START SUPPLIED MATERIAL
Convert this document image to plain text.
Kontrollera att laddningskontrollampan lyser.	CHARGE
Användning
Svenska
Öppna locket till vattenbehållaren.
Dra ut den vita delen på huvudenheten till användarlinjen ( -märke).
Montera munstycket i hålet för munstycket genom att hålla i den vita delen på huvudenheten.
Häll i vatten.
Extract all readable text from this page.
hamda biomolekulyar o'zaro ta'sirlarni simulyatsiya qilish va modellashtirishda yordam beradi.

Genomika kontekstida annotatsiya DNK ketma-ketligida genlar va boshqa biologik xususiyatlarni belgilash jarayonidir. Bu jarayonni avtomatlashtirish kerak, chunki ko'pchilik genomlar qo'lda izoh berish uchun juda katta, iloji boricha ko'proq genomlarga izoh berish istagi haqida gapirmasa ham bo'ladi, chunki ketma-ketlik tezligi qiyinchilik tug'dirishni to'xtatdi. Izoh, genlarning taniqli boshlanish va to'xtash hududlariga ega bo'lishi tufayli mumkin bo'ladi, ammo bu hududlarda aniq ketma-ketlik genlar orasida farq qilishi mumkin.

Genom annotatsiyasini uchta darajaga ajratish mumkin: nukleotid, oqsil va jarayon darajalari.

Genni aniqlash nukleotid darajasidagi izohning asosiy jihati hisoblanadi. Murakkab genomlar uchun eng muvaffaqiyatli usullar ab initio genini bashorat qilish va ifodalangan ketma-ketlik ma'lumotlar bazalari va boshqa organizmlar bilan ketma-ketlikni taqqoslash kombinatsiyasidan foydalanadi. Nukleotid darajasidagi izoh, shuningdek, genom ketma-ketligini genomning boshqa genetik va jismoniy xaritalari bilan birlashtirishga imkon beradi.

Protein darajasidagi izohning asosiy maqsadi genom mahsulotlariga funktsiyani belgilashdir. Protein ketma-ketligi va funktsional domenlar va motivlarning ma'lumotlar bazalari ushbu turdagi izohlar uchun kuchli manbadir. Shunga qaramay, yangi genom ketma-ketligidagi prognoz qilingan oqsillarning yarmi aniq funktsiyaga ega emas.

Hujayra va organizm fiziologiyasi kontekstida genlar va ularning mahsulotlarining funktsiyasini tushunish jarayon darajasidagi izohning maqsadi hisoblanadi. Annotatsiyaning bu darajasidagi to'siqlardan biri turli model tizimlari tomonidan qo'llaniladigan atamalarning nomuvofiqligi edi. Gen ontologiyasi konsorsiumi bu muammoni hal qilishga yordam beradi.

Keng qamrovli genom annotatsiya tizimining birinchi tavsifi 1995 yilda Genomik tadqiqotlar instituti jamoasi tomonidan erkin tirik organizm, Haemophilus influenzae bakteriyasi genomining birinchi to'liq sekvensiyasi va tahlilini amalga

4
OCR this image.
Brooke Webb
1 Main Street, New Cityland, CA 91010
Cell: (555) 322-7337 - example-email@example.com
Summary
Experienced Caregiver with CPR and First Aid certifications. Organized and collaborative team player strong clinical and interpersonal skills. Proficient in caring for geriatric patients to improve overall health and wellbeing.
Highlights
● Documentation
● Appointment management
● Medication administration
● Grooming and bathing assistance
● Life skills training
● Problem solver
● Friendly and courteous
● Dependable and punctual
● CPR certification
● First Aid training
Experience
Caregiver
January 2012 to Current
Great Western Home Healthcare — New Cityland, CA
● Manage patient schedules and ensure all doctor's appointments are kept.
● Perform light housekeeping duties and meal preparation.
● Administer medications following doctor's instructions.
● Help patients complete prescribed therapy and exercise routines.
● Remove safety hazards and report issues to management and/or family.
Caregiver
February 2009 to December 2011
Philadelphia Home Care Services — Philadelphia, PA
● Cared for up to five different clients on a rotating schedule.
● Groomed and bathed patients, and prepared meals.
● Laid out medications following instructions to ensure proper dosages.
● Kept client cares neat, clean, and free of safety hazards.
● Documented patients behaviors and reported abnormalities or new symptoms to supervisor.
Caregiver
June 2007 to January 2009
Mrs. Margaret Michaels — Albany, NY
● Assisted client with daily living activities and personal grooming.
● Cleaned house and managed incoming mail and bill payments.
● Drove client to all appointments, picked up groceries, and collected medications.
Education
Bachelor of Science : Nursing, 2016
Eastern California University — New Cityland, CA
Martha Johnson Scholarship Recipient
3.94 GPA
END SUPPLIED MATERIAL
# EXERCISE PROMPT
Every record above needs to be returned in full, exactly.

# SOLUTION
Convert this document image to plain text.
Kontrollera att laddningskontrollampan lyser.	CHARGE
Användning
Svenska
Öppna locket till vattenbehållaren.
Dra ut den vita delen på huvudenheten till användarlinjen ( -märke).
Montera munstycket i hålet för munstycket genom att hålla i den vita delen på huvudenheten.
Häll i vatten.
Extract all readable text from this page.
hamda biomolekulyar o'zaro ta'sirlarni simulyatsiya qilish va modellashtirishda yordam beradi.

Genomika kontekstida annotatsiya DNK ketma-ketligida genlar va boshqa biologik xususiyatlarni belgilash jarayonidir. Bu jarayonni avtomatlashtirish kerak, chunki ko'pchilik genomlar qo'lda izoh berish uchun juda katta, iloji boricha ko'proq genomlarga izoh berish istagi haqida gapirmasa ham bo'ladi, chunki ketma-ketlik tezligi qiyinchilik tug'dirishni to'xtatdi. Izoh, genlarning taniqli boshlanish va to'xtash hududlariga ega bo'lishi tufayli mumkin bo'ladi, ammo bu hududlarda aniq ketma-ketlik genlar orasida farq qilishi mumkin.

Genom annotatsiyasini uchta darajaga ajratish mumkin: nukleotid, oqsil va jarayon darajalari.

Genni aniqlash nukleotid darajasidagi izohning asosiy jihati hisoblanadi. Murakkab genomlar uchun eng muvaffaqiyatli usullar ab initio genini bashorat qilish va ifodalangan ketma-ketlik ma'lumotlar bazalari va boshqa organizmlar bilan ketma-ketlikni taqqoslash kombinatsiyasidan foydalanadi. Nukleotid darajasidagi izoh, shuningdek, genom ketma-ketligini genomning boshqa genetik va jismoniy xaritalari bilan birlashtirishga imkon beradi.

Protein darajasidagi izohning asosiy maqsadi genom mahsulotlariga funktsiyani belgilashdir. Protein ketma-ketligi va funktsional domenlar va motivlarning ma'lumotlar bazalari ushbu turdagi izohlar uchun kuchli manbadir. Shunga qaramay, yangi genom ketma-ketligidagi prognoz qilingan oqsillarning yarmi aniq funktsiyaga ega emas.

Hujayra va organizm fiziologiyasi kontekstida genlar va ularning mahsulotlarining funktsiyasini tushunish jarayon darajasidagi izohning maqsadi hisoblanadi. Annotatsiyaning bu darajasidagi to'siqlardan biri turli model tizimlari tomonidan qo'llaniladigan atamalarning nomuvofiqligi edi. Gen ontologiyasi konsorsiumi bu muammoni hal qilishga yordam beradi.

Keng qamrovli genom annotatsiya tizimining birinchi tavsifi 1995 yilda Genomik tadqiqotlar instituti jamoasi tomonidan erkin tirik organizm, Haemophilus influenzae bakteriyasi genomining birinchi to'liq sekvensiyasi va tahlilini amalga

4
OCR this image.
Brooke Webb
1 Main Street, New Cityland, CA 91010
Cell: (555) 322-7337 - example-email@example.com
Summary
Experienced Caregiver with CPR and First Aid certifications. Organized and collaborative team player strong clinical and interpersonal skills. Proficient in caring for geriatric patients to improve overall health and wellbeing.
Highlights
● Documentation
● Appointment management
● Medication administration
● Grooming and bathing assistance
● Life skills training
● Problem solver
● Friendly and courteous
● Dependable and punctual
● CPR certification
● First Aid training
Experience
Caregiver
January 2012 to Current
Great Western Home Healthcare — New Cityland, CA
● Manage patient schedules and ensure all doctor's appointments are kept.
● Perform light housekeeping duties and meal preparation.
● Administer medications following doctor's instructions.
● Help patients complete prescribed therapy and exercise routines.
● Remove safety hazards and report issues to management and/or family.
Caregiver
February 2009 to December 2011
Philadelphia Home Care Services — Philadelphia, PA
● Cared for up to five different clients on a rotating schedule.
● Groomed and bathed patients, and prepared meals.
● Laid out medications following instructions to ensure proper dosages.
● Kept client cares neat, clean, and free of safety hazards.
● Documented patients behaviors and reported abnormalities or new symptoms to supervisor.
Caregiver
June 2007 to January 2009
Mrs. Margaret Michaels — Albany, NY
● Assisted client with daily living activities and personal grooming.
● Cleaned house and managed incoming mail and bill payments.
● Drove client to all appointments, picked up groceries, and collected medications.
Education
Bachelor of Science : Nursing, 2016
Eastern California University — New Cityland, CA
Martha Johnson Scholarship Recipient
3.94 GPA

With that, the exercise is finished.